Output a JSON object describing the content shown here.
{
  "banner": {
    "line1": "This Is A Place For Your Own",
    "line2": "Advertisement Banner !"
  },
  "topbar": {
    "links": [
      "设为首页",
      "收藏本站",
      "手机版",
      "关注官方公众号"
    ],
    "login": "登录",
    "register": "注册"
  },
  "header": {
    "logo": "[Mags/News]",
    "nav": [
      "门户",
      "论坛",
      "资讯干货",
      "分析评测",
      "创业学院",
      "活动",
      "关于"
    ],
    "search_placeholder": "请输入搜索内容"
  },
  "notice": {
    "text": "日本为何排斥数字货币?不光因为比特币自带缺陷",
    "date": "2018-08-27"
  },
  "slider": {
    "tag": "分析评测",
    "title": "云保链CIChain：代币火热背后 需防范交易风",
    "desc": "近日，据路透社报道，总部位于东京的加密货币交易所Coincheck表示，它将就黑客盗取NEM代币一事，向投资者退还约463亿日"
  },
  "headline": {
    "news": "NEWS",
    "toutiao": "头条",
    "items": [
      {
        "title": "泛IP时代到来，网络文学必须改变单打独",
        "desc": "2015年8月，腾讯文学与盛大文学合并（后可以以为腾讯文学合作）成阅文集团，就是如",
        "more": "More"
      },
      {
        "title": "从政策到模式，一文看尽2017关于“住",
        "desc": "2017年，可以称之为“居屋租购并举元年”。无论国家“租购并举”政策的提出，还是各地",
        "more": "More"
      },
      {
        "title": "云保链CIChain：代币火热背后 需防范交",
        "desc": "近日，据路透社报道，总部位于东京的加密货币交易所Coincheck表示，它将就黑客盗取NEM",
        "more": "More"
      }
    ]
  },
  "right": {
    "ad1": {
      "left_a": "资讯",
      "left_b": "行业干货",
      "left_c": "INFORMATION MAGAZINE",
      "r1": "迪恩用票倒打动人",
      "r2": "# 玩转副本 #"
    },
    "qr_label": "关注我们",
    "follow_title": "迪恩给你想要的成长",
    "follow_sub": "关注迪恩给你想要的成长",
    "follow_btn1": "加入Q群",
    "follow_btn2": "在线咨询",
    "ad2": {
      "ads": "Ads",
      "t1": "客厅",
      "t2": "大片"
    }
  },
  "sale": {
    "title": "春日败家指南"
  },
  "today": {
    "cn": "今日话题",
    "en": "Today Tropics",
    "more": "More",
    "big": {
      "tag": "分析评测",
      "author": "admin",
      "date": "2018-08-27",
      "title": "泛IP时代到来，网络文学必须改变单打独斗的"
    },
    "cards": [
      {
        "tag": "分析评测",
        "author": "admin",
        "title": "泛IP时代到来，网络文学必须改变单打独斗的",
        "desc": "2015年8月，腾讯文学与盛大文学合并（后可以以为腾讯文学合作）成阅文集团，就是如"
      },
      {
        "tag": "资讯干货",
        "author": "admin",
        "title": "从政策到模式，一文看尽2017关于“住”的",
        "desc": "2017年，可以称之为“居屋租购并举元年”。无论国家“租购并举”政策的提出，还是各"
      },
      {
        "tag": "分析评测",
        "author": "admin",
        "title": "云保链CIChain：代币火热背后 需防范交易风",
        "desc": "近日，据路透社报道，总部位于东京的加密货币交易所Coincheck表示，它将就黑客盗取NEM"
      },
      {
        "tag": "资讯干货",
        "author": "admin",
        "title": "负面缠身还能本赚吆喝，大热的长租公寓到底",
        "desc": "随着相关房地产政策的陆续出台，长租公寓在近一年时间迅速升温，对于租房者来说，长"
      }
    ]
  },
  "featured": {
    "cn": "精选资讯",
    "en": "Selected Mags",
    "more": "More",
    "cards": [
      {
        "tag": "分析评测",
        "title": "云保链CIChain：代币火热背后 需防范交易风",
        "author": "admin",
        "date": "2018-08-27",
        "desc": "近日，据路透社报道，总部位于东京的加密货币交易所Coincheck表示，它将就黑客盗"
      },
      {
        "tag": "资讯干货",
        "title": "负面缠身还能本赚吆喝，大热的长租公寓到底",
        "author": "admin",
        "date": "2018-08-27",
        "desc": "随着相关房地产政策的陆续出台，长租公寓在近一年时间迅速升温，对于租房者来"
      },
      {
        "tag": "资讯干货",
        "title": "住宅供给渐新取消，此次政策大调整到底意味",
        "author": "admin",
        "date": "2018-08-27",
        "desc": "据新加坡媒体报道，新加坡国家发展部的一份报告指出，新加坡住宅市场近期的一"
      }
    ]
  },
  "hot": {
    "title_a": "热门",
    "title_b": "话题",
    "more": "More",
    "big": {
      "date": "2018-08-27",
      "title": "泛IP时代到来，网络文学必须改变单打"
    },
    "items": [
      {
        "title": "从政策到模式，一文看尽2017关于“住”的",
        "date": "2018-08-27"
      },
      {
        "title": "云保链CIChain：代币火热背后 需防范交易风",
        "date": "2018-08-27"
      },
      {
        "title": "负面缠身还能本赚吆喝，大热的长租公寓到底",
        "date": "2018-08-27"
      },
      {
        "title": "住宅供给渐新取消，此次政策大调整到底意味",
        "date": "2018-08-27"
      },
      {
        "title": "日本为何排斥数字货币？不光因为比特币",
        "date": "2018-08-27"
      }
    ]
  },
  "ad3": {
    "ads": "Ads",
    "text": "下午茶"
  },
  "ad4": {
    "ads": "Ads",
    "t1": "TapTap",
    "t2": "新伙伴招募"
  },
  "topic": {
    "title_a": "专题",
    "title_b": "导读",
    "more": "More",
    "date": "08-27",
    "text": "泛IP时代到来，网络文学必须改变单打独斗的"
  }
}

++++++++

◆ **SET PROBLEM**:
In the material above, show every line where the word "政策的提出" turns up.

◆ **OUTPUT FOR THIS EXERCISE**:
        "desc": "2017年，可以称之为“居屋租购并举元年”。无论国家“租购并举”政策的提出，还是各地",
        "desc": "2017年，可以称之为“居屋租购并举元年”。无论国家“租购并举”政策的提出，还是各"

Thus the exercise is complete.